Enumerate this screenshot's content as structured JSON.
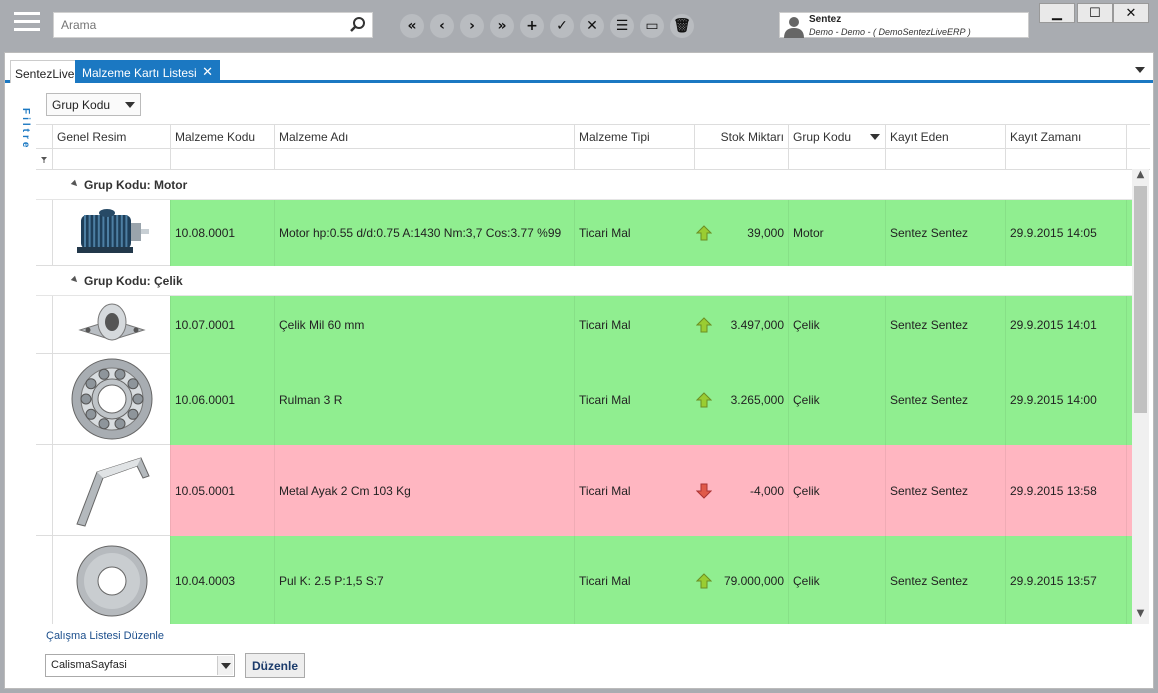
{
  "search": {
    "placeholder": "Arama"
  },
  "toolbar": {
    "buttons": [
      {
        "name": "first-record-button",
        "glyph": "«"
      },
      {
        "name": "prev-record-button",
        "glyph": "‹"
      },
      {
        "name": "next-record-button",
        "glyph": "›"
      },
      {
        "name": "last-record-button",
        "glyph": "»"
      },
      {
        "name": "add-button",
        "glyph": "+"
      },
      {
        "name": "save-button",
        "glyph": "✓"
      },
      {
        "name": "cancel-button",
        "glyph": "✕"
      },
      {
        "name": "list-button",
        "glyph": "☰"
      },
      {
        "name": "keyboard-button",
        "glyph": "▭"
      },
      {
        "name": "delete-button",
        "glyph": "🗑"
      }
    ]
  },
  "user": {
    "name": "Sentez",
    "subtitle": "Demo - Demo - ( DemoSentezLiveERP )"
  },
  "window": {
    "minimize": "▁",
    "maximize": "☐",
    "close": "✕"
  },
  "tabs": {
    "home": "SentezLive",
    "active": "Malzeme Kartı Listesi",
    "close": "✕"
  },
  "filter_label": "Filtre",
  "group_select": "Grup Kodu",
  "columns": [
    "Genel Resim",
    "Malzeme Kodu",
    "Malzeme Adı",
    "Malzeme Tipi",
    "Stok Miktarı",
    "Grup Kodu",
    "Kayıt Eden",
    "Kayıt Zamanı"
  ],
  "groups": [
    {
      "title": "Grup Kodu: Motor",
      "rows": [
        {
          "image": "motor",
          "code": "10.08.0001",
          "name": "Motor hp:0.55 d/d:0.75 A:1430 Nm:3,7 Cos:3.77 %99",
          "type": "Ticari Mal",
          "trend": "up",
          "qty": "39,000",
          "group": "Motor",
          "by": "Sentez Sentez",
          "time": "29.9.2015 14:05",
          "status": "positive"
        }
      ]
    },
    {
      "title": "Grup Kodu: Çelik",
      "rows": [
        {
          "image": "shaft",
          "code": "10.07.0001",
          "name": "Çelik Mil 60 mm",
          "type": "Ticari Mal",
          "trend": "up",
          "qty": "3.497,000",
          "group": "Çelik",
          "by": "Sentez Sentez",
          "time": "29.9.2015 14:01",
          "status": "positive"
        },
        {
          "image": "bearing",
          "code": "10.06.0001",
          "name": "Rulman 3 R",
          "type": "Ticari Mal",
          "trend": "up",
          "qty": "3.265,000",
          "group": "Çelik",
          "by": "Sentez Sentez",
          "time": "29.9.2015 14:00",
          "status": "positive"
        },
        {
          "image": "bracket",
          "code": "10.05.0001",
          "name": "Metal Ayak 2 Cm 103 Kg",
          "type": "Ticari Mal",
          "trend": "down",
          "qty": "-4,000",
          "group": "Çelik",
          "by": "Sentez Sentez",
          "time": "29.9.2015 13:58",
          "status": "negative"
        },
        {
          "image": "washer",
          "code": "10.04.0003",
          "name": "Pul K: 2.5 P:1,5 S:7",
          "type": "Ticari Mal",
          "trend": "up",
          "qty": "79.000,000",
          "group": "Çelik",
          "by": "Sentez Sentez",
          "time": "29.9.2015 13:57",
          "status": "positive"
        }
      ]
    }
  ],
  "colors": {
    "positive": "#90ee90",
    "negative": "#ffb6c1",
    "accent": "#1b78c2",
    "up_arrow": "#9acd32",
    "down_arrow": "#e05a4a"
  },
  "worklist": {
    "label": "Çalışma Listesi Düzenle",
    "select": "CalismaSayfasi",
    "button": "Düzenle"
  }
}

---

What is needed –
Quote the records in full and exactly; skip any image.

Finished task –
Enumerate this screenshot's content as structured JSON.
{
  "search": {
    "placeholder": "Arama"
  },
  "toolbar": {
    "buttons": [
      {
        "name": "first-record-button",
        "glyph": "«"
      },
      {
        "name": "prev-record-button",
        "glyph": "‹"
      },
      {
        "name": "next-record-button",
        "glyph": "›"
      },
      {
        "name": "last-record-button",
        "glyph": "»"
      },
      {
        "name": "add-button",
        "glyph": "+"
      },
      {
        "name": "save-button",
        "glyph": "✓"
      },
      {
        "name": "cancel-button",
        "glyph": "✕"
      },
      {
        "name": "list-button",
        "glyph": "☰"
      },
      {
        "name": "keyboard-button",
        "glyph": "▭"
      },
      {
        "name": "delete-button",
        "glyph": "🗑"
      }
    ]
  },
  "user": {
    "name": "Sentez",
    "subtitle": "Demo - Demo - ( DemoSentezLiveERP )"
  },
  "window": {
    "minimize": "▁",
    "maximize": "☐",
    "close": "✕"
  },
  "tabs": {
    "home": "SentezLive",
    "active": "Malzeme Kartı Listesi",
    "close": "✕"
  },
  "filter_label": "Filtre",
  "group_select": "Grup Kodu",
  "columns": [
    "Genel Resim",
    "Malzeme Kodu",
    "Malzeme Adı",
    "Malzeme Tipi",
    "Stok Miktarı",
    "Grup Kodu",
    "Kayıt Eden",
    "Kayıt Zamanı"
  ],
  "groups": [
    {
      "title": "Grup Kodu: Motor",
      "rows": [
        {
          "image": "motor",
          "code": "10.08.0001",
          "name": "Motor hp:0.55 d/d:0.75 A:1430 Nm:3,7 Cos:3.77 %99",
          "type": "Ticari Mal",
          "trend": "up",
          "qty": "39,000",
          "group": "Motor",
          "by": "Sentez Sentez",
          "time": "29.9.2015 14:05",
          "status": "positive"
        }
      ]
    },
    {
      "title": "Grup Kodu: Çelik",
      "rows": [
        {
          "image": "shaft",
          "code": "10.07.0001",
          "name": "Çelik Mil 60 mm",
          "type": "Ticari Mal",
          "trend": "up",
          "qty": "3.497,000",
          "group": "Çelik",
          "by": "Sentez Sentez",
          "time": "29.9.2015 14:01",
          "status": "positive"
        },
        {
          "image": "bearing",
          "code": "10.06.0001",
          "name": "Rulman 3 R",
          "type": "Ticari Mal",
          "trend": "up",
          "qty": "3.265,000",
          "group": "Çelik",
          "by": "Sentez Sentez",
          "time": "29.9.2015 14:00",
          "status": "positive"
        },
        {
          "image": "bracket",
          "code": "10.05.0001",
          "name": "Metal Ayak 2 Cm 103 Kg",
          "type": "Ticari Mal",
          "trend": "down",
          "qty": "-4,000",
          "group": "Çelik",
          "by": "Sentez Sentez",
          "time": "29.9.2015 13:58",
          "status": "negative"
        },
        {
          "image": "washer",
          "code": "10.04.0003",
          "name": "Pul K: 2.5 P:1,5 S:7",
          "type": "Ticari Mal",
          "trend": "up",
          "qty": "79.000,000",
          "group": "Çelik",
          "by": "Sentez Sentez",
          "time": "29.9.2015 13:57",
          "status": "positive"
        }
      ]
    }
  ],
  "colors": {
    "positive": "#90ee90",
    "negative": "#ffb6c1",
    "accent": "#1b78c2",
    "up_arrow": "#9acd32",
    "down_arrow": "#e05a4a"
  },
  "worklist": {
    "label": "Çalışma Listesi Düzenle",
    "select": "CalismaSayfasi",
    "button": "Düzenle"
  }
}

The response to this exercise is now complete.